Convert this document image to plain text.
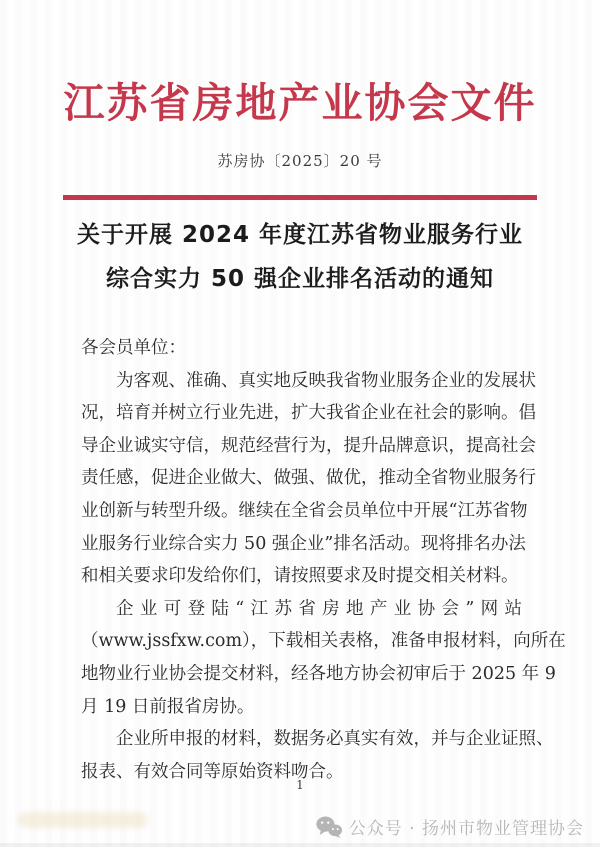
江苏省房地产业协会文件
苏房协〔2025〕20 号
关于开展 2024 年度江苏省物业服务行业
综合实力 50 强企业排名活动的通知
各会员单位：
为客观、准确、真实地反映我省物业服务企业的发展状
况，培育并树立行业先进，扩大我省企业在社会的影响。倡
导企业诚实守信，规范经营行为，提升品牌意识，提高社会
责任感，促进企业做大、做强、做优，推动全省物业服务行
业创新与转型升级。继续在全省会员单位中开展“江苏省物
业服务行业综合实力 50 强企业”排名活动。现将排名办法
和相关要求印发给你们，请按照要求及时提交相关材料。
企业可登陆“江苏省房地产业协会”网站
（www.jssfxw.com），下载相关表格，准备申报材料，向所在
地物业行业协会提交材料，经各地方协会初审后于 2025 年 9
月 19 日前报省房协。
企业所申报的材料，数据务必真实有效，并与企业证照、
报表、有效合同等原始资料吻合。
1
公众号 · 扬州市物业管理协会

= = = = =

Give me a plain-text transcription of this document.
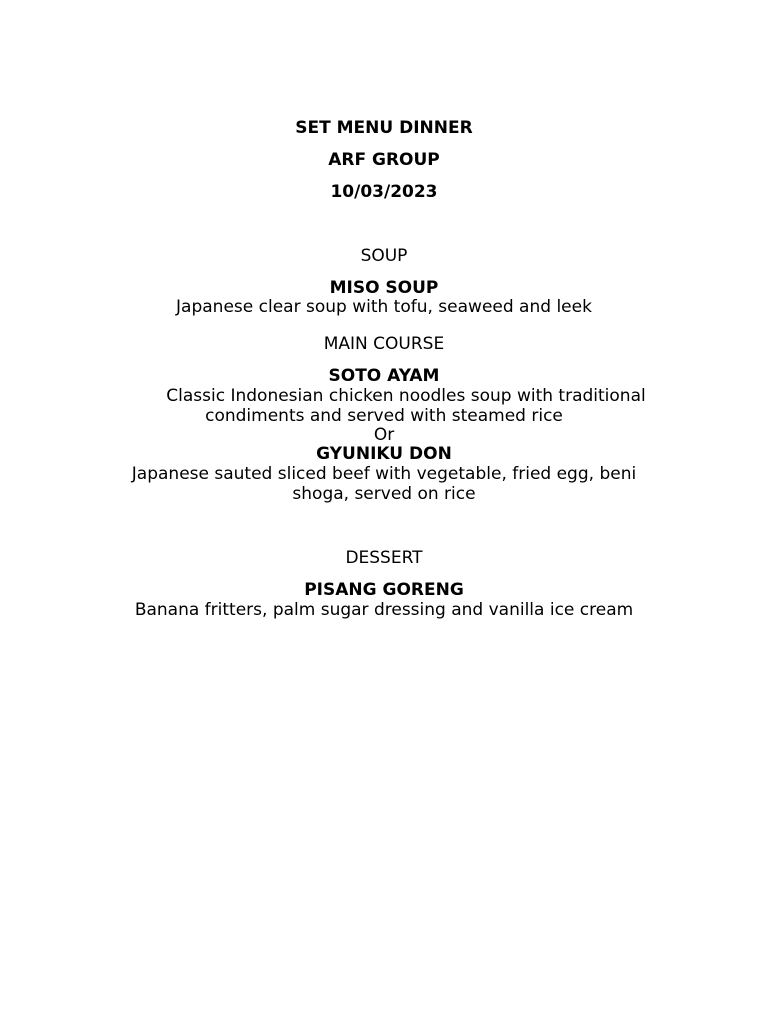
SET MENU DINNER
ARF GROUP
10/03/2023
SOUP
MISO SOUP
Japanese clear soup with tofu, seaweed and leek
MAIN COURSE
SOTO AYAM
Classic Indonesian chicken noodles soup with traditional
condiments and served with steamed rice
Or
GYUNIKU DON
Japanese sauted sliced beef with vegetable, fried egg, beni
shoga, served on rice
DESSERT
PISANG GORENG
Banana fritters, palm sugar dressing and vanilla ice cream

= = = = =

• WHAT YOU NEED TO DO
Search the records for the word "text". Copy every line that has it.

• RESPONSE TO THIS EXERCISE
Convert this document image to plain text.
Give me a plain-text transcription of this document.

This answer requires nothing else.